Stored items
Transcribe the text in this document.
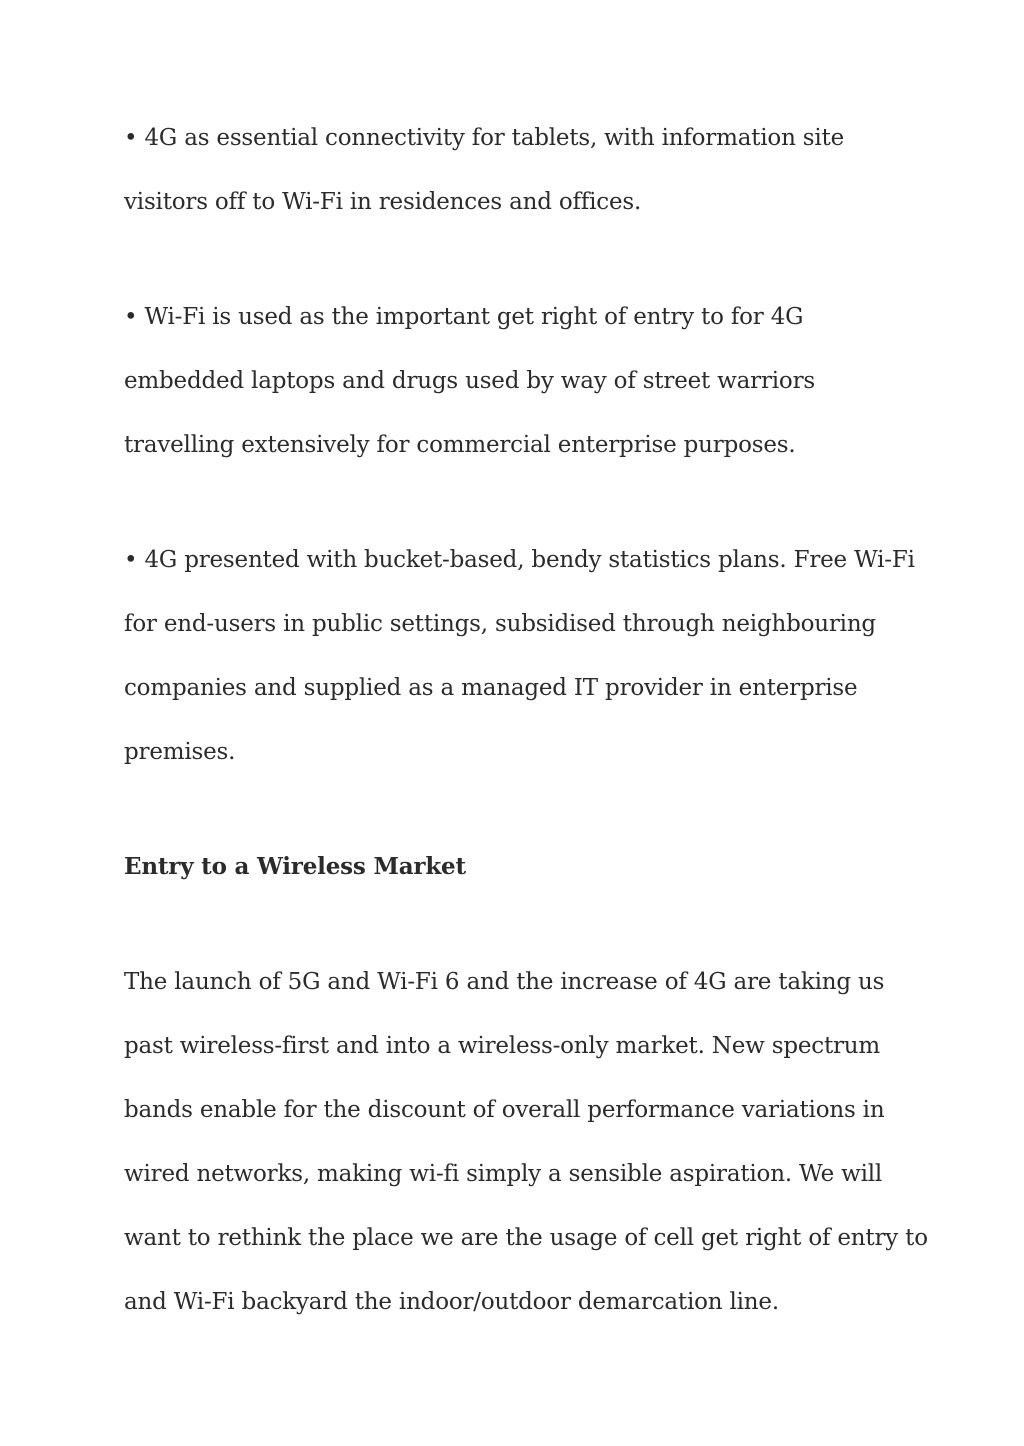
• 4G as essential connectivity for tablets, with information site
visitors off to Wi-Fi in residences and offices.

• Wi-Fi is used as the important get right of entry to for 4G
embedded laptops and drugs used by way of street warriors
travelling extensively for commercial enterprise purposes.

• 4G presented with bucket-based, bendy statistics plans. Free Wi-Fi
for end-users in public settings, subsidised through neighbouring
companies and supplied as a managed IT provider in enterprise
premises.

Entry to a Wireless Market

The launch of 5G and Wi-Fi 6 and the increase of 4G are taking us
past wireless-first and into a wireless-only market. New spectrum
bands enable for the discount of overall performance variations in
wired networks, making wi-fi simply a sensible aspiration. We will
want to rethink the place we are the usage of cell get right of entry to
and Wi-Fi backyard the indoor/outdoor demarcation line.
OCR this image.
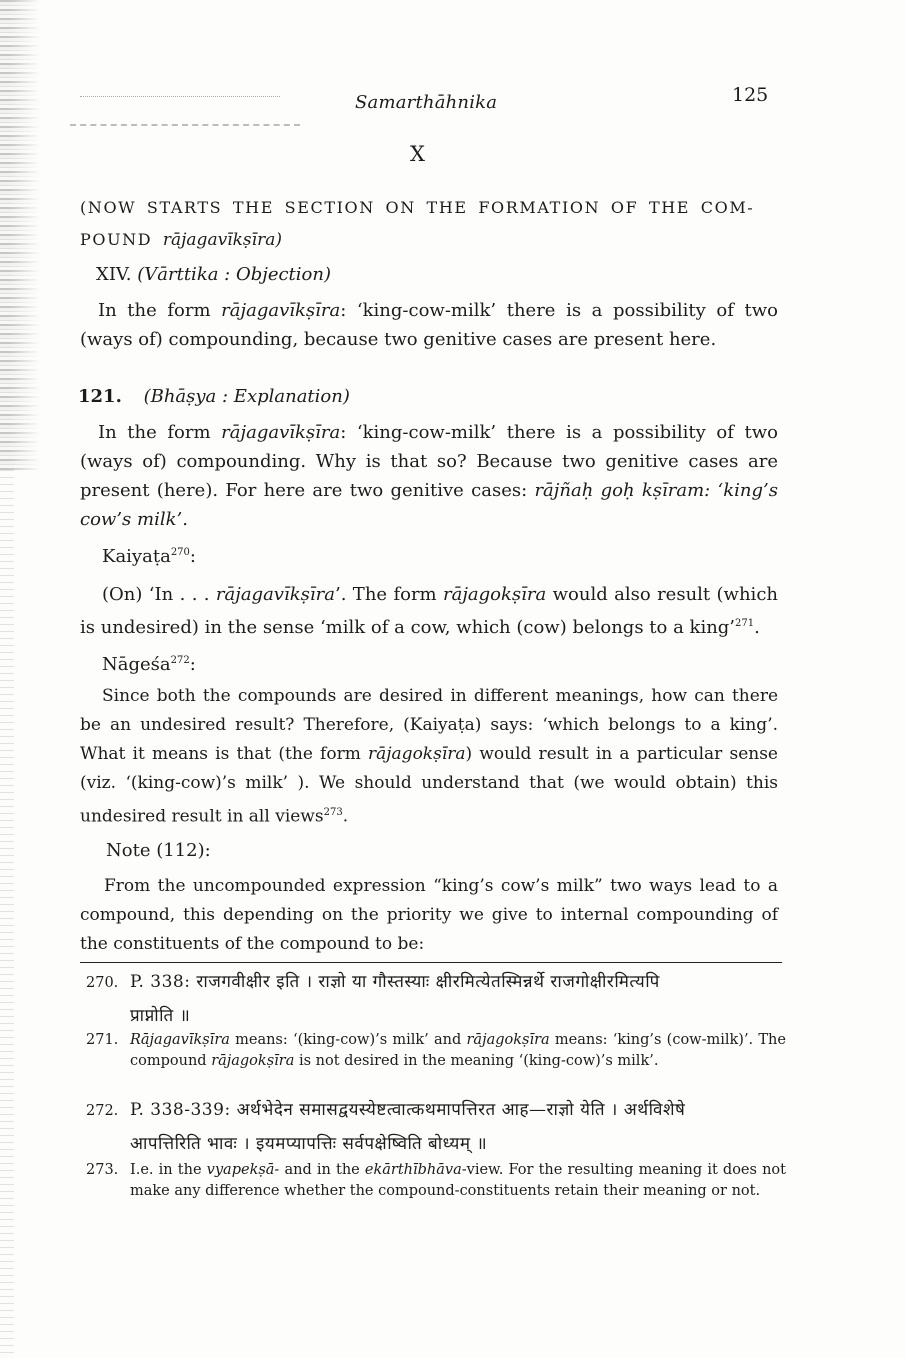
Samarthāhnika	125
X
(NOW STARTS THE SECTION ON THE FORMATION OF THE COM- POUND rājagavīkṣīra)
XIV. (Vārttika : Objection)
In the form rājagavīkṣīra: ‘king-cow-milk’ there is a possibility of two (ways of) compounding, because two genitive cases are present here.
121. (Bhāṣya : Explanation)
In the form rājagavīkṣīra: ‘king-cow-milk’ there is a possibility of two (ways of) compounding. Why is that so? Because two genitive cases are present (here). For here are two genitive cases: rājñaḥ goḥ kṣīram: ‘king’s cow’s milk’.
Kaiyaṭa$^{270}$:
(On) ‘In . . . rājagavīkṣīra’. The form rājagokṣīra would also result (which is undesired) in the sense ‘milk of a cow, which (cow) belongs to a king’$^{271}$.
Nāgeśa$^{272}$:
Since both the compounds are desired in different meanings, how can there be an undesired result? Therefore, (Kaiyaṭa) says: ‘which belongs to a king’. What it means is that (the form rājagokṣīra) would result in a particular sense (viz. ‘(king-cow)’s milk’ ). We should understand that (we would obtain) this undesired result in all views$^{273}$.
Note (112):
From the uncompounded expression “king’s cow’s milk” two ways lead to a compound, this depending on the priority we give to internal compounding of the constituents of the compound to be:
270. P. 338: राजगवीक्षीर इति । राज्ञो या गौस्तस्याः क्षीरमित्येतस्मिन्नर्थे राजगोक्षीरमित्यपि
प्राप्नोति ॥
271. Rājagavīkṣīra means: ‘(king-cow)’s milk’ and rājagokṣīra means: ‘king’s (cow-milk)’. The compound rājagokṣīra is not desired in the meaning ‘(king-cow)’s milk’.
272. P. 338-339: अर्थभेदेन समासद्वयस्येष्टत्वात्कथमापत्तिरत आह—राज्ञो येति । अर्थविशेषे
आपत्तिरिति भावः । इयमप्यापत्तिः सर्वपक्षेष्विति बोध्यम् ॥
273. I.e. in the vyapekṣā- and in the ekārthībhāva-view. For the resulting meaning it does not make any difference whether the compound-constituents retain their meaning or not.
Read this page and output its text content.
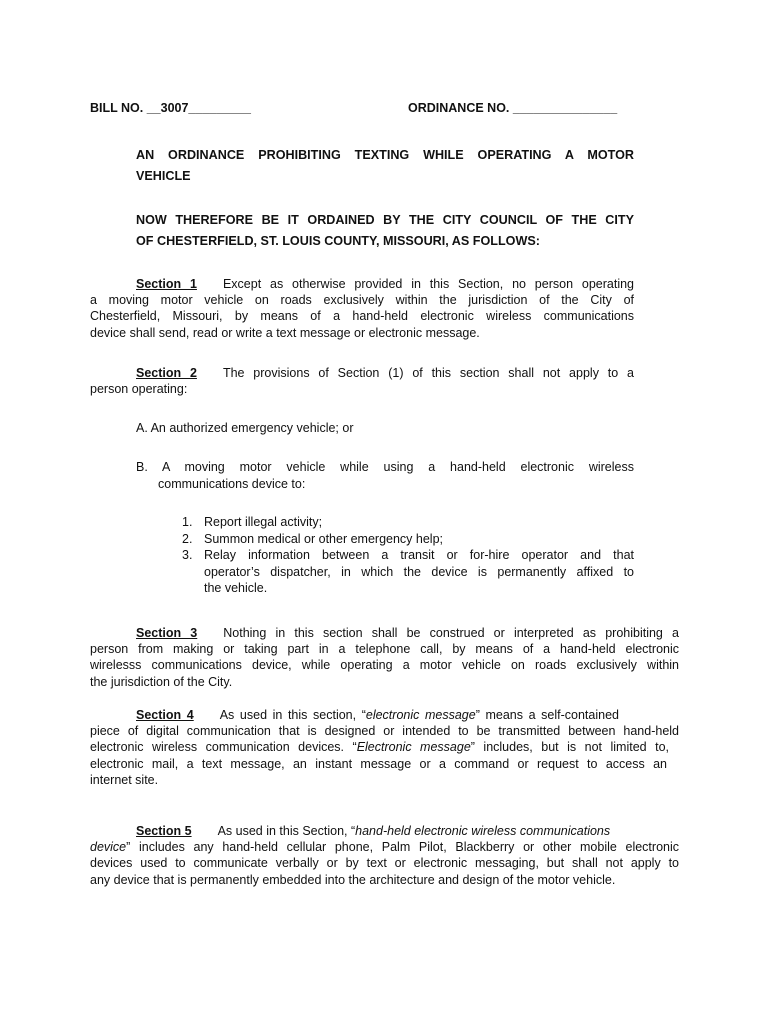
BILL NO. __3007_________	ORDINANCE NO. _______________
AN ORDINANCE PROHIBITING TEXTING WHILE OPERATING A MOTOR
VEHICLE
NOW THEREFORE BE IT ORDAINED BY THE CITY COUNCIL OF THE CITY
OF CHESTERFIELD, ST. LOUIS COUNTY, MISSOURI, AS FOLLOWS:
Section 1 Except as otherwise provided in this Section, no person operating
a moving motor vehicle on roads exclusively within the jurisdiction of the City of
Chesterfield, Missouri, by means of a hand-held electronic wireless communications
device shall send, read or write a text message or electronic message.
Section 2 The provisions of Section (1) of this section shall not apply to a
person operating:
A. An authorized emergency vehicle; or
B. A moving motor vehicle while using a hand-held electronic wireless
communications device to:
1. Report illegal activity;
2. Summon medical or other emergency help;
3. Relay information between a transit or for-hire operator and that
operator’s dispatcher, in which the device is permanently affixed to
the vehicle.
Section 3 Nothing in this section shall be construed or interpreted as prohibiting a
person from making or taking part in a telephone call, by means of a hand-held electronic
wirelesss communications device, while operating a motor vehicle on roads exclusively within
the jurisdiction of the City.
Section 4 As used in this section, “electronic message” means a self-contained
piece of digital communication that is designed or intended to be transmitted between hand-held
electronic wireless communication devices. “Electronic message” includes, but is not limited to,
electronic mail, a text message, an instant message or a command or request to access an
internet site.
Section 5 As used in this Section, “hand-held electronic wireless communications
device” includes any hand-held cellular phone, Palm Pilot, Blackberry or other mobile electronic
devices used to communicate verbally or by text or electronic messaging, but shall not apply to
any device that is permanently embedded into the architecture and design of the motor vehicle.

AIM OF THE EXERCISE
Leave out the pictures and restate everything else word for word.

EXERCISE RESULT
Transcribe the text in this document.
• 4G as essential connectivity for tablets, with information site
visitors off to Wi-Fi in residences and offices.

• Wi-Fi is used as the important get right of entry to for 4G
embedded laptops and drugs used by way of street warriors
travelling extensively for commercial enterprise purposes.

• 4G presented with bucket-based, bendy statistics plans. Free Wi-Fi
for end-users in public settings, subsidised through neighbouring
companies and supplied as a managed IT provider in enterprise
premises.

Entry to a Wireless Market

The launch of 5G and Wi-Fi 6 and the increase of 4G are taking us
past wireless-first and into a wireless-only market. New spectrum
bands enable for the discount of overall performance variations in
wired networks, making wi-fi simply a sensible aspiration. We will
want to rethink the place we are the usage of cell get right of entry to
and Wi-Fi backyard the indoor/outdoor demarcation line.
OCR this image.
Samarthāhnika	125
X
(NOW STARTS THE SECTION ON THE FORMATION OF THE COM- POUND rājagavīkṣīra)
XIV. (Vārttika : Objection)
In the form rājagavīkṣīra: ‘king-cow-milk’ there is a possibility of two (ways of) compounding, because two genitive cases are present here.
121. (Bhāṣya : Explanation)
In the form rājagavīkṣīra: ‘king-cow-milk’ there is a possibility of two (ways of) compounding. Why is that so? Because two genitive cases are present (here). For here are two genitive cases: rājñaḥ goḥ kṣīram: ‘king’s cow’s milk’.
Kaiyaṭa$^{270}$:
(On) ‘In . . . rājagavīkṣīra’. The form rājagokṣīra would also result (which is undesired) in the sense ‘milk of a cow, which (cow) belongs to a king’$^{271}$.
Nāgeśa$^{272}$:
Since both the compounds are desired in different meanings, how can there be an undesired result? Therefore, (Kaiyaṭa) says: ‘which belongs to a king’. What it means is that (the form rājagokṣīra) would result in a particular sense (viz. ‘(king-cow)’s milk’ ). We should understand that (we would obtain) this undesired result in all views$^{273}$.
Note (112):
From the uncompounded expression “king’s cow’s milk” two ways lead to a compound, this depending on the priority we give to internal compounding of the constituents of the compound to be:
270. P. 338: राजगवीक्षीर इति । राज्ञो या गौस्तस्याः क्षीरमित्येतस्मिन्नर्थे राजगोक्षीरमित्यपि
प्राप्नोति ॥
271. Rājagavīkṣīra means: ‘(king-cow)’s milk’ and rājagokṣīra means: ‘king’s (cow-milk)’. The compound rājagokṣīra is not desired in the meaning ‘(king-cow)’s milk’.
272. P. 338-339: अर्थभेदेन समासद्वयस्येष्टत्वात्कथमापत्तिरत आह—राज्ञो येति । अर्थविशेषे
आपत्तिरिति भावः । इयमप्यापत्तिः सर्वपक्षेष्विति बोध्यम् ॥
273. I.e. in the vyapekṣā- and in the ekārthībhāva-view. For the resulting meaning it does not make any difference whether the compound-constituents retain their meaning or not.
Read this page and output its text content.
BILL NO. __3007_________	ORDINANCE NO. _______________
AN ORDINANCE PROHIBITING TEXTING WHILE OPERATING A MOTOR
VEHICLE
NOW THEREFORE BE IT ORDAINED BY THE CITY COUNCIL OF THE CITY
OF CHESTERFIELD, ST. LOUIS COUNTY, MISSOURI, AS FOLLOWS:
Section 1 Except as otherwise provided in this Section, no person operating
a moving motor vehicle on roads exclusively within the jurisdiction of the City of
Chesterfield, Missouri, by means of a hand-held electronic wireless communications
device shall send, read or write a text message or electronic message.
Section 2 The provisions of Section (1) of this section shall not apply to a
person operating:
A. An authorized emergency vehicle; or
B. A moving motor vehicle while using a hand-held electronic wireless
communications device to:
1. Report illegal activity;
2. Summon medical or other emergency help;
3. Relay information between a transit or for-hire operator and that
operator’s dispatcher, in which the device is permanently affixed to
the vehicle.
Section 3 Nothing in this section shall be construed or interpreted as prohibiting a
person from making or taking part in a telephone call, by means of a hand-held electronic
wirelesss communications device, while operating a motor vehicle on roads exclusively within
the jurisdiction of the City.
Section 4 As used in this section, “electronic message” means a self-contained
piece of digital communication that is designed or intended to be transmitted between hand-held
electronic wireless communication devices. “Electronic message” includes, but is not limited to,
electronic mail, a text message, an instant message or a command or request to access an
internet site.
Section 5 As used in this Section, “hand-held electronic wireless communications
device” includes any hand-held cellular phone, Palm Pilot, Blackberry or other mobile electronic
devices used to communicate verbally or by text or electronic messaging, but shall not apply to
any device that is permanently embedded into the architecture and design of the motor vehicle.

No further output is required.